Instruction: Every line that includes the word "безопасной" is to be listed.

[Start Records provided]

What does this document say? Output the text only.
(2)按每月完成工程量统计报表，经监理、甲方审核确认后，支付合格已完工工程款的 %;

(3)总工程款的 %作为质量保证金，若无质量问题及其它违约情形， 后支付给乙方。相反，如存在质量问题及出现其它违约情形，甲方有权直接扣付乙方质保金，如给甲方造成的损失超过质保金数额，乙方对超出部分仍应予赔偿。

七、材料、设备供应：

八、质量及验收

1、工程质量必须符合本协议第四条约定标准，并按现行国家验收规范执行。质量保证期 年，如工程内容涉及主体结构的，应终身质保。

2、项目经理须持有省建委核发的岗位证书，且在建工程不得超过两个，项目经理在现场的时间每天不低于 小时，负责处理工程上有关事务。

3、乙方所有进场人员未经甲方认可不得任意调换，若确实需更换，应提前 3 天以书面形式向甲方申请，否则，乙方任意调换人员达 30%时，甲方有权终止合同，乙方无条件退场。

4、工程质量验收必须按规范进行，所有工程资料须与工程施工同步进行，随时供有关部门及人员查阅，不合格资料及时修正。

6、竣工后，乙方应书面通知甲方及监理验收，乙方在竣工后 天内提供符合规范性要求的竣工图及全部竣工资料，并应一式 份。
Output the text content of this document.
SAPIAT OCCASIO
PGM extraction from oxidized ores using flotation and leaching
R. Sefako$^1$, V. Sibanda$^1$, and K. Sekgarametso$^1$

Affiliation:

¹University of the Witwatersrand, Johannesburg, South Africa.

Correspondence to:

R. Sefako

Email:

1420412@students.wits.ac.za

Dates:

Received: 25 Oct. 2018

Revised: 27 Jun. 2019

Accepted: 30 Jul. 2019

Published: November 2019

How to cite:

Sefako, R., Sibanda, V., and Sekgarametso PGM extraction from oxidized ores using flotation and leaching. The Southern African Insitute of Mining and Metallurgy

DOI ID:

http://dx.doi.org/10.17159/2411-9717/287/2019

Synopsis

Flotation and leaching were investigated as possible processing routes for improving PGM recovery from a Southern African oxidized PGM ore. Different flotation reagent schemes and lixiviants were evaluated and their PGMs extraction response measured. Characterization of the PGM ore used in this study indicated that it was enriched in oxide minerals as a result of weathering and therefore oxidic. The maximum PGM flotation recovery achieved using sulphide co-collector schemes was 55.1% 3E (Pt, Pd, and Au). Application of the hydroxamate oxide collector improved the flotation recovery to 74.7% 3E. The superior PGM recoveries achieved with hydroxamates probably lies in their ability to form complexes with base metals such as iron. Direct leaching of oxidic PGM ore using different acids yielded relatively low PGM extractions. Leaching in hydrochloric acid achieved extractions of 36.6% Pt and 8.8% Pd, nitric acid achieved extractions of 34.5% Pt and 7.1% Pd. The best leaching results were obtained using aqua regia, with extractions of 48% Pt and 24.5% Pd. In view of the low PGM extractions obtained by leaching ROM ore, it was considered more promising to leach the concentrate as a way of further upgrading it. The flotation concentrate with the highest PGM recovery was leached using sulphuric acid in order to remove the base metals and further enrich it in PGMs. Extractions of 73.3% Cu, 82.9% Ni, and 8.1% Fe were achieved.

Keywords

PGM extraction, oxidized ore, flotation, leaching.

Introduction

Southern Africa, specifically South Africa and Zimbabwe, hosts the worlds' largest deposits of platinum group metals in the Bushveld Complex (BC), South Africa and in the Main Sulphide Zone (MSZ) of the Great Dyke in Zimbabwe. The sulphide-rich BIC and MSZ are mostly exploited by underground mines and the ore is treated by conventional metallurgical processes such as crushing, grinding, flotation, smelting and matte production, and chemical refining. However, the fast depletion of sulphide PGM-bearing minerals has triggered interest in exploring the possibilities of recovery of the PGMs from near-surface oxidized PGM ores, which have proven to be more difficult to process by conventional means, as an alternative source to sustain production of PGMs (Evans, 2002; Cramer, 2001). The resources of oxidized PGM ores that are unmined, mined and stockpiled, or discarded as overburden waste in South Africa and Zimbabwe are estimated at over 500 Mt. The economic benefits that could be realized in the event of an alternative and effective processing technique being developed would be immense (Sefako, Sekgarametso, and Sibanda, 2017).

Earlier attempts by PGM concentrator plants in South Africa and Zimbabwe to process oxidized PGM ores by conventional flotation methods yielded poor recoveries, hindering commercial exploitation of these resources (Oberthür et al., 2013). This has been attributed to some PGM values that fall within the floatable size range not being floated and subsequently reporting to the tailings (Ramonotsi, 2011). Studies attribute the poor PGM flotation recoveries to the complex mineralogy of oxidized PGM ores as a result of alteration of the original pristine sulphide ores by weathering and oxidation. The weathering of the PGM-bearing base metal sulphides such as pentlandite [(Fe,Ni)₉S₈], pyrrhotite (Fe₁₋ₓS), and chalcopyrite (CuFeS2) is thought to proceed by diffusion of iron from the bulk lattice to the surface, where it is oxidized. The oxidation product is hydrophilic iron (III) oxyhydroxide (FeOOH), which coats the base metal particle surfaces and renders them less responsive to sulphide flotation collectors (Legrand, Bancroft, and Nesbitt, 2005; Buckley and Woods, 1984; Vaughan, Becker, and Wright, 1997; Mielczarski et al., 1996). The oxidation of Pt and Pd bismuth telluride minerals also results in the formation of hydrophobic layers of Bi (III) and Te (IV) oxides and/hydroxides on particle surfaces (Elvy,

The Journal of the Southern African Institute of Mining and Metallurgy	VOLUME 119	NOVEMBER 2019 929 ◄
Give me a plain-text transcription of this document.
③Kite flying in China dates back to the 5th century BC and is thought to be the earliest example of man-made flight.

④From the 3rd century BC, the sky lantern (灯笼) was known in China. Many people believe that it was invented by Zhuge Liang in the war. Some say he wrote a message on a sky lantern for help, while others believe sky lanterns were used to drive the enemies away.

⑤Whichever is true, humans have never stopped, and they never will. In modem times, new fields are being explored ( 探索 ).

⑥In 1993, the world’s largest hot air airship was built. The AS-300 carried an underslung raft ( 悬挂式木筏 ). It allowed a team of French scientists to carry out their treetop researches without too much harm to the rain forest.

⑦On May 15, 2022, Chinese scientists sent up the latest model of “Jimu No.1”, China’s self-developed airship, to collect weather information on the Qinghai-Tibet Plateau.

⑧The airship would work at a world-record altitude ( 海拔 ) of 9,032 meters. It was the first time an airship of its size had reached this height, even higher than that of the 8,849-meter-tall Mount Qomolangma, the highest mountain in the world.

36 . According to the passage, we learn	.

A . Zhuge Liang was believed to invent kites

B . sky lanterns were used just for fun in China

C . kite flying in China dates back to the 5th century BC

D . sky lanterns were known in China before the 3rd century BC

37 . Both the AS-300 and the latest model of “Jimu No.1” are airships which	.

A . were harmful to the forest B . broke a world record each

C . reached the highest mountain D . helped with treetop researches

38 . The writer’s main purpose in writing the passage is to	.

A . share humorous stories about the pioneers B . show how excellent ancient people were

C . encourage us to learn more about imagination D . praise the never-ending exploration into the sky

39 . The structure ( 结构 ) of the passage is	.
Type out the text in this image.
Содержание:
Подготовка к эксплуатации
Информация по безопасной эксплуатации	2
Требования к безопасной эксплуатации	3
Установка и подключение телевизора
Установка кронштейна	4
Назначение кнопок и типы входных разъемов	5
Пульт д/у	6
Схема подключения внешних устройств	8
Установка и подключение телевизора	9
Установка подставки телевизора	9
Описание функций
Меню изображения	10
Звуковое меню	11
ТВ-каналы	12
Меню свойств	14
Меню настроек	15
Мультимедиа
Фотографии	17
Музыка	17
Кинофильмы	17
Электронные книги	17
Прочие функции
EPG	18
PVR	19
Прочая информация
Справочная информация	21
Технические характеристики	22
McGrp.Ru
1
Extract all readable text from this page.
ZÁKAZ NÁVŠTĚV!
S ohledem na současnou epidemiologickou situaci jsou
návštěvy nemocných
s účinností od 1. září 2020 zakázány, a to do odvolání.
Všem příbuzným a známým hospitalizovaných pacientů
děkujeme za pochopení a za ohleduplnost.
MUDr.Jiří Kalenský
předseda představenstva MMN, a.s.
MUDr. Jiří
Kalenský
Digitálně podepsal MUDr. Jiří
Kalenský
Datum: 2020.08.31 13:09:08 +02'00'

[End Records provided]

Output of the task:
Информация по безопасной эксплуатации	2
Требования к безопасной эксплуатации	3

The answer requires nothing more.